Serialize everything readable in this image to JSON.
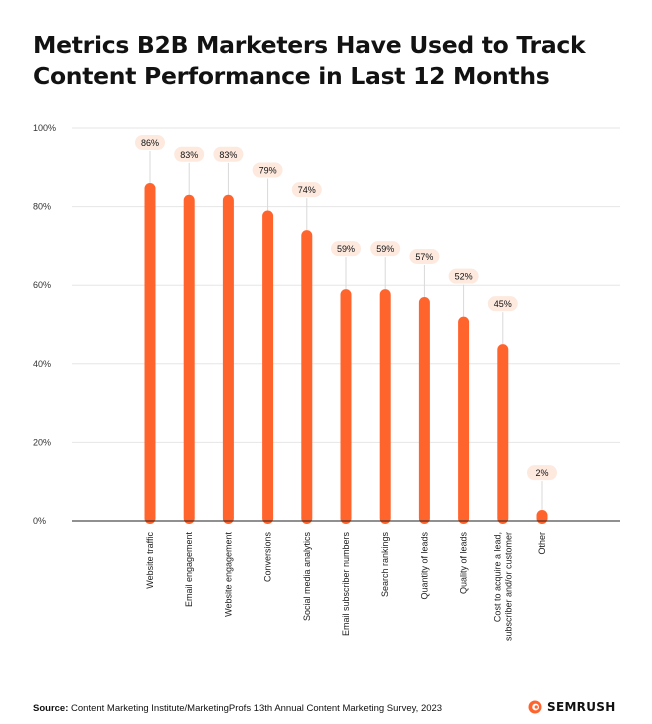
{
  "title_lines": [
    "Metrics B2B Marketers Have Used to Track",
    "Content Performance in Last 12 Months"
  ],
  "footer": {
    "source_label": "Source:",
    "source_text": "Content Marketing Institute/MarketingProfs 13th Annual Content Marketing Survey, 2023"
  },
  "brand": {
    "name": "SEMRUSH",
    "icon": "semrush-flame-icon"
  },
  "colors": {
    "bar": "#ff642d",
    "label_bg": "#fde9de",
    "grid": "#e6e6e6",
    "axis": "#222222"
  },
  "chart_data": {
    "type": "bar",
    "title": "Metrics B2B Marketers Have Used to Track Content Performance in Last 12 Months",
    "categories": [
      [
        "Website traffic"
      ],
      [
        "Email engagement"
      ],
      [
        "Website engagement"
      ],
      [
        "Conversions"
      ],
      [
        "Social media analytics"
      ],
      [
        "Email subscriber numbers"
      ],
      [
        "Search rankings"
      ],
      [
        "Quantity of leads"
      ],
      [
        "Quality of leads"
      ],
      [
        "Cost to acquire a lead,",
        "subscriber and/or customer"
      ],
      [
        "Other"
      ]
    ],
    "values": [
      86,
      83,
      83,
      79,
      74,
      59,
      59,
      57,
      52,
      45,
      2
    ],
    "value_labels": [
      "86%",
      "83%",
      "83%",
      "79%",
      "74%",
      "59%",
      "59%",
      "57%",
      "52%",
      "45%",
      "2%"
    ],
    "y_ticks": [
      0,
      20,
      40,
      60,
      80,
      100
    ],
    "y_tick_labels": [
      "0%",
      "20%",
      "40%",
      "60%",
      "80%",
      "100%"
    ],
    "ylim": [
      0,
      100
    ],
    "grid": true,
    "xlabel": "",
    "ylabel": ""
  }
}
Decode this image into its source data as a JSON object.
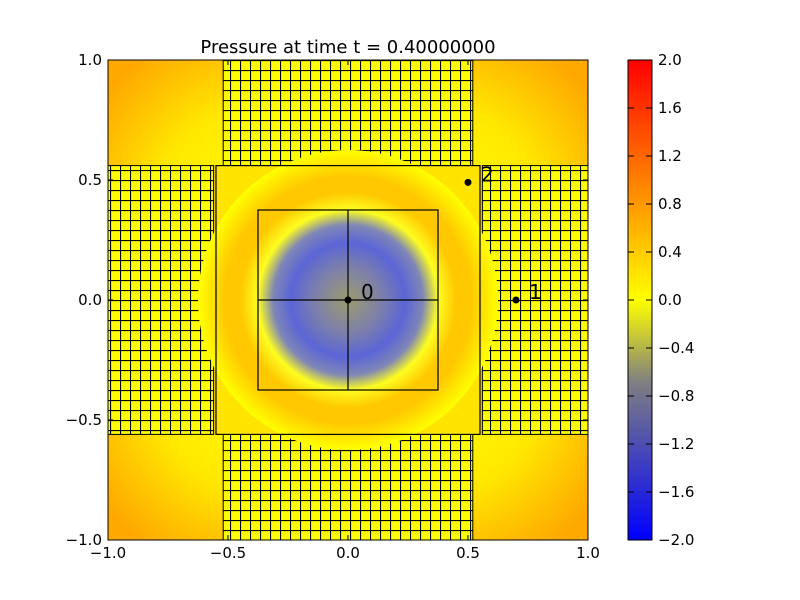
{
  "chart_data": {
    "type": "heatmap",
    "title": "Pressure at time t =      0.40000000",
    "xlabel": "",
    "ylabel": "",
    "xlim": [
      -1.0,
      1.0
    ],
    "ylim": [
      -1.0,
      1.0
    ],
    "x_ticks": [
      -1.0,
      -0.5,
      0.0,
      0.5,
      1.0
    ],
    "x_tick_labels": [
      "−1.0",
      "−0.5",
      "0.0",
      "0.5",
      "1.0"
    ],
    "y_ticks": [
      -1.0,
      -0.5,
      0.0,
      0.5,
      1.0
    ],
    "y_tick_labels": [
      "−1.0",
      "−0.5",
      "0.0",
      "0.5",
      "1.0"
    ],
    "field": {
      "description_values": "radial pressure pulse centred at origin",
      "center": [
        0.0,
        0.0
      ],
      "min_value": -1.1,
      "max_value": 0.6
    },
    "colorbar": {
      "vmin": -2.0,
      "vmax": 2.0,
      "ticks": [
        2.0,
        1.6,
        1.2,
        0.8,
        0.4,
        0.0,
        -0.4,
        -0.8,
        -1.2,
        -1.6,
        -2.0
      ],
      "tick_labels": [
        "2.0",
        "1.6",
        "1.2",
        "0.8",
        "0.4",
        "0.0",
        "−0.4",
        "−0.8",
        "−1.2",
        "−1.6",
        "−2.0"
      ],
      "colors": [
        "#0000ff",
        "#808080",
        "#ffff00",
        "#ff0000"
      ]
    },
    "gauges": [
      {
        "label": "0",
        "x": 0.0,
        "y": 0.0
      },
      {
        "label": "1",
        "x": 0.7,
        "y": 0.0
      },
      {
        "label": "2",
        "x": 0.5,
        "y": 0.49
      }
    ],
    "patch_boxes": [
      [
        -0.375,
        0.375,
        -0.375,
        0.375
      ],
      [
        -0.55,
        0.55,
        -0.56,
        0.56
      ]
    ],
    "grid_lines": {
      "inner_x": [
        0.0
      ],
      "inner_y": [
        0.0
      ]
    },
    "fine_grid_regions": [
      {
        "name": "top",
        "x": [
          -0.52,
          0.52
        ],
        "y": [
          0.56,
          1.0
        ]
      },
      {
        "name": "bottom",
        "x": [
          -0.52,
          0.52
        ],
        "y": [
          -1.0,
          -0.56
        ]
      },
      {
        "name": "left",
        "x": [
          -1.0,
          -0.56
        ],
        "y": [
          -0.56,
          0.56
        ]
      },
      {
        "name": "right",
        "x": [
          0.56,
          1.0
        ],
        "y": [
          -0.56,
          0.56
        ]
      }
    ]
  }
}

━━━

* [REQUIREMENT] Copy out every line with the word "engagement".

* [WRITTEN REPLY]
        "Email engagement"
        "Website engagement"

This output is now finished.